• [Challenge] From the line containing "Read out every word on this page." through the last line of the entries below, repeat each line word for word and leave out the rest.

(Extracted records)
## Start

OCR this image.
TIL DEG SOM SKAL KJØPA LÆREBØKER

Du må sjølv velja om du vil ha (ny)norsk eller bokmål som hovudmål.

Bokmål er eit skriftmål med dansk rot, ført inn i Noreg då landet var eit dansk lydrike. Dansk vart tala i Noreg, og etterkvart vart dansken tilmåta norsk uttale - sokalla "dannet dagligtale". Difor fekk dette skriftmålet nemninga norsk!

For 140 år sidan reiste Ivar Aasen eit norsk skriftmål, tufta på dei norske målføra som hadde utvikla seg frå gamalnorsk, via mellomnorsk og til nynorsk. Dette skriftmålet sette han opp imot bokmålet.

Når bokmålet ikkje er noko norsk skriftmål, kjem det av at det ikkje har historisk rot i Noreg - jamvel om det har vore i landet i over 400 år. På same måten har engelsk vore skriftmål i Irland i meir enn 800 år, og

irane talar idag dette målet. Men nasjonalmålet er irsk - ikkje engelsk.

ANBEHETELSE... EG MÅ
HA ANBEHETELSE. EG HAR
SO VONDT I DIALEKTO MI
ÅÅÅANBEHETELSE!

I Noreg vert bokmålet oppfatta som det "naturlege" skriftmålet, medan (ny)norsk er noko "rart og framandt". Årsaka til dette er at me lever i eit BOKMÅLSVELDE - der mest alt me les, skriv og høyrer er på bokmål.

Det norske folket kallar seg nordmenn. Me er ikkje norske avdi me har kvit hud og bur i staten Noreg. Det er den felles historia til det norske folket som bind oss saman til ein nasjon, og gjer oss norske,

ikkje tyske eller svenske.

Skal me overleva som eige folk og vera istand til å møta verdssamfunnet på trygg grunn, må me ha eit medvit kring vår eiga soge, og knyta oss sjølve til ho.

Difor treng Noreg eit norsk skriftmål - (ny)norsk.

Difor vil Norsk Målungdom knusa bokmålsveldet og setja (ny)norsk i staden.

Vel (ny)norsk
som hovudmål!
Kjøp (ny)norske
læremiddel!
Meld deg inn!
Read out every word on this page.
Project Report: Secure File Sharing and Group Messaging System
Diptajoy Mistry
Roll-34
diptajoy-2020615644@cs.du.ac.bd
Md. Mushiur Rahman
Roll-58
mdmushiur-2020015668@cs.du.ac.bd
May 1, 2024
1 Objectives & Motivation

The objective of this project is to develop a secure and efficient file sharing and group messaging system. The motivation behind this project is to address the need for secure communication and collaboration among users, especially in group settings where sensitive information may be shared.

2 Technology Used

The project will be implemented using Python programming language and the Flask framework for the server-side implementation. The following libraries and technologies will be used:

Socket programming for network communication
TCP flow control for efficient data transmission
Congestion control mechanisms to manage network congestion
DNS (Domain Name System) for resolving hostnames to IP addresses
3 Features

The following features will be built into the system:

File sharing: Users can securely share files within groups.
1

## End

• [Task solution]
Read out every word on this page.
Project Report: Secure File Sharing and Group Messaging System
Diptajoy Mistry
Roll-34
diptajoy-2020615644@cs.du.ac.bd
Md. Mushiur Rahman
Roll-58
mdmushiur-2020015668@cs.du.ac.bd
May 1, 2024
1 Objectives & Motivation

The objective of this project is to develop a secure and efficient file sharing and group messaging system. The motivation behind this project is to address the need for secure communication and collaboration among users, especially in group settings where sensitive information may be shared.

2 Technology Used

The project will be implemented using Python programming language and the Flask framework for the server-side implementation. The following libraries and technologies will be used:

Socket programming for network communication
TCP flow control for efficient data transmission
Congestion control mechanisms to manage network congestion
DNS (Domain Name System) for resolving hostnames to IP addresses
3 Features

The following features will be built into the system:

File sharing: Users can securely share files within groups.
1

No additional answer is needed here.